Listed entries:

###

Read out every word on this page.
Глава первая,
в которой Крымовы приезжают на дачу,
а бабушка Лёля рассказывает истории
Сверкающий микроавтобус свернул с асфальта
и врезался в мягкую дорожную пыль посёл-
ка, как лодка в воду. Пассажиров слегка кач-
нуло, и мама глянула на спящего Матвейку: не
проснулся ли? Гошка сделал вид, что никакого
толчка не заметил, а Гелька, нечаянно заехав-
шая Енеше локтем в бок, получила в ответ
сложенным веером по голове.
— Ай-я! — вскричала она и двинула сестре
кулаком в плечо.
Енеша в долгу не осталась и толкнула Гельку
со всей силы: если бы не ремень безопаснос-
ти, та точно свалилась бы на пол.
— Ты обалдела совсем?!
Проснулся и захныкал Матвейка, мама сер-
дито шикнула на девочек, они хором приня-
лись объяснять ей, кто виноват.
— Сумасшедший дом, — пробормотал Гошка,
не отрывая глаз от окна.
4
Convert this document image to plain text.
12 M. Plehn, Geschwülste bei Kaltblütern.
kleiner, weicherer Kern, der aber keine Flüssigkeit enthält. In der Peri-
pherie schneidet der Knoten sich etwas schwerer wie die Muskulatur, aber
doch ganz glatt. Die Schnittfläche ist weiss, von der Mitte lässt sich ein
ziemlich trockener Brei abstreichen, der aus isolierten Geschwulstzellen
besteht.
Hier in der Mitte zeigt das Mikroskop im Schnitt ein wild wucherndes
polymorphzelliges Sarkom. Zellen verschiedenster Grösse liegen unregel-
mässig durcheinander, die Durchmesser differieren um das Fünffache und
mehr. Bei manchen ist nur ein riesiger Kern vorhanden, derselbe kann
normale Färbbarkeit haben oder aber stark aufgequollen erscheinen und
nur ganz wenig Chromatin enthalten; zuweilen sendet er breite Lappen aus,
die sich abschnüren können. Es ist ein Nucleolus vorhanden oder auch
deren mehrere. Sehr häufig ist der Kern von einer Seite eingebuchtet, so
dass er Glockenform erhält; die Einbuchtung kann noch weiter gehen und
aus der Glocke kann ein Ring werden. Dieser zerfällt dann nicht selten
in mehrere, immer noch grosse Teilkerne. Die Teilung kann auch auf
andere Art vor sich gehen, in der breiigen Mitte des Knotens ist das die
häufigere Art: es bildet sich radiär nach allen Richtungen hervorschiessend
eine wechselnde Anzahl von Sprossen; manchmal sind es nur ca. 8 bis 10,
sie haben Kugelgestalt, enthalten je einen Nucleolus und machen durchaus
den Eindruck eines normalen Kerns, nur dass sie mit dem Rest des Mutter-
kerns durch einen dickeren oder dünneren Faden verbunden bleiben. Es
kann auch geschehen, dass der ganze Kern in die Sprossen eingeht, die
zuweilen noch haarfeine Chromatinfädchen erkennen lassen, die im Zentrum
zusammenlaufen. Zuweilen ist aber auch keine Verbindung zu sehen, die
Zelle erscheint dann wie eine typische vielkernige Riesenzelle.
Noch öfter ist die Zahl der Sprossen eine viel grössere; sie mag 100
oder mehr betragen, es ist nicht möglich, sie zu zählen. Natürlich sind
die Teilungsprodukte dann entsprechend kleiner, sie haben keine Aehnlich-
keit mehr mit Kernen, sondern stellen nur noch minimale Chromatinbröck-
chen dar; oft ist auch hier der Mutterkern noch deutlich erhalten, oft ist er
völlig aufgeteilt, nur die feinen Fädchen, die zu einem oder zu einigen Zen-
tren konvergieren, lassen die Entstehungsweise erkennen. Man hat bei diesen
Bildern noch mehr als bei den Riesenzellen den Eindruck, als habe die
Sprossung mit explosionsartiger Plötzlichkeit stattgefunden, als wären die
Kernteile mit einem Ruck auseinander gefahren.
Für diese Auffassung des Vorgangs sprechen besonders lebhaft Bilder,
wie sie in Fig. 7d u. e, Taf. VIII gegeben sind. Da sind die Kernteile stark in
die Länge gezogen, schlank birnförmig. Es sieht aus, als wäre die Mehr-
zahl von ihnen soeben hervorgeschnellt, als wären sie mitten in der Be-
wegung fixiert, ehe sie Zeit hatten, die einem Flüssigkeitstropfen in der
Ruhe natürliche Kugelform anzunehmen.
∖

###

Stated task: Above are some records; repeat all of them exactly.

Answer for this exercise:
Read out every word on this page.
Глава первая,
в которой Крымовы приезжают на дачу,
а бабушка Лёля рассказывает истории
Сверкающий микроавтобус свернул с асфальта
и врезался в мягкую дорожную пыль посёл-
ка, как лодка в воду. Пассажиров слегка кач-
нуло, и мама глянула на спящего Матвейку: не
проснулся ли? Гошка сделал вид, что никакого
толчка не заметил, а Гелька, нечаянно заехав-
шая Енеше локтем в бок, получила в ответ
сложенным веером по голове.
— Ай-я! — вскричала она и двинула сестре
кулаком в плечо.
Енеша в долгу не осталась и толкнула Гельку
со всей силы: если бы не ремень безопаснос-
ти, та точно свалилась бы на пол.
— Ты обалдела совсем?!
Проснулся и захныкал Матвейка, мама сер-
дито шикнула на девочек, они хором приня-
лись объяснять ей, кто виноват.
— Сумасшедший дом, — пробормотал Гошка,
не отрывая глаз от окна.
4
Convert this document image to plain text.
12 M. Plehn, Geschwülste bei Kaltblütern.
kleiner, weicherer Kern, der aber keine Flüssigkeit enthält. In der Peri-
pherie schneidet der Knoten sich etwas schwerer wie die Muskulatur, aber
doch ganz glatt. Die Schnittfläche ist weiss, von der Mitte lässt sich ein
ziemlich trockener Brei abstreichen, der aus isolierten Geschwulstzellen
besteht.
Hier in der Mitte zeigt das Mikroskop im Schnitt ein wild wucherndes
polymorphzelliges Sarkom. Zellen verschiedenster Grösse liegen unregel-
mässig durcheinander, die Durchmesser differieren um das Fünffache und
mehr. Bei manchen ist nur ein riesiger Kern vorhanden, derselbe kann
normale Färbbarkeit haben oder aber stark aufgequollen erscheinen und
nur ganz wenig Chromatin enthalten; zuweilen sendet er breite Lappen aus,
die sich abschnüren können. Es ist ein Nucleolus vorhanden oder auch
deren mehrere. Sehr häufig ist der Kern von einer Seite eingebuchtet, so
dass er Glockenform erhält; die Einbuchtung kann noch weiter gehen und
aus der Glocke kann ein Ring werden. Dieser zerfällt dann nicht selten
in mehrere, immer noch grosse Teilkerne. Die Teilung kann auch auf
andere Art vor sich gehen, in der breiigen Mitte des Knotens ist das die
häufigere Art: es bildet sich radiär nach allen Richtungen hervorschiessend
eine wechselnde Anzahl von Sprossen; manchmal sind es nur ca. 8 bis 10,
sie haben Kugelgestalt, enthalten je einen Nucleolus und machen durchaus
den Eindruck eines normalen Kerns, nur dass sie mit dem Rest des Mutter-
kerns durch einen dickeren oder dünneren Faden verbunden bleiben. Es
kann auch geschehen, dass der ganze Kern in die Sprossen eingeht, die
zuweilen noch haarfeine Chromatinfädchen erkennen lassen, die im Zentrum
zusammenlaufen. Zuweilen ist aber auch keine Verbindung zu sehen, die
Zelle erscheint dann wie eine typische vielkernige Riesenzelle.
Noch öfter ist die Zahl der Sprossen eine viel grössere; sie mag 100
oder mehr betragen, es ist nicht möglich, sie zu zählen. Natürlich sind
die Teilungsprodukte dann entsprechend kleiner, sie haben keine Aehnlich-
keit mehr mit Kernen, sondern stellen nur noch minimale Chromatinbröck-
chen dar; oft ist auch hier der Mutterkern noch deutlich erhalten, oft ist er
völlig aufgeteilt, nur die feinen Fädchen, die zu einem oder zu einigen Zen-
tren konvergieren, lassen die Entstehungsweise erkennen. Man hat bei diesen
Bildern noch mehr als bei den Riesenzellen den Eindruck, als habe die
Sprossung mit explosionsartiger Plötzlichkeit stattgefunden, als wären die
Kernteile mit einem Ruck auseinander gefahren.
Für diese Auffassung des Vorgangs sprechen besonders lebhaft Bilder,
wie sie in Fig. 7d u. e, Taf. VIII gegeben sind. Da sind die Kernteile stark in
die Länge gezogen, schlank birnförmig. Es sieht aus, als wäre die Mehr-
zahl von ihnen soeben hervorgeschnellt, als wären sie mitten in der Be-
wegung fixiert, ehe sie Zeit hatten, die einem Flüssigkeitstropfen in der
Ruhe natürliche Kugelform anzunehmen.
∖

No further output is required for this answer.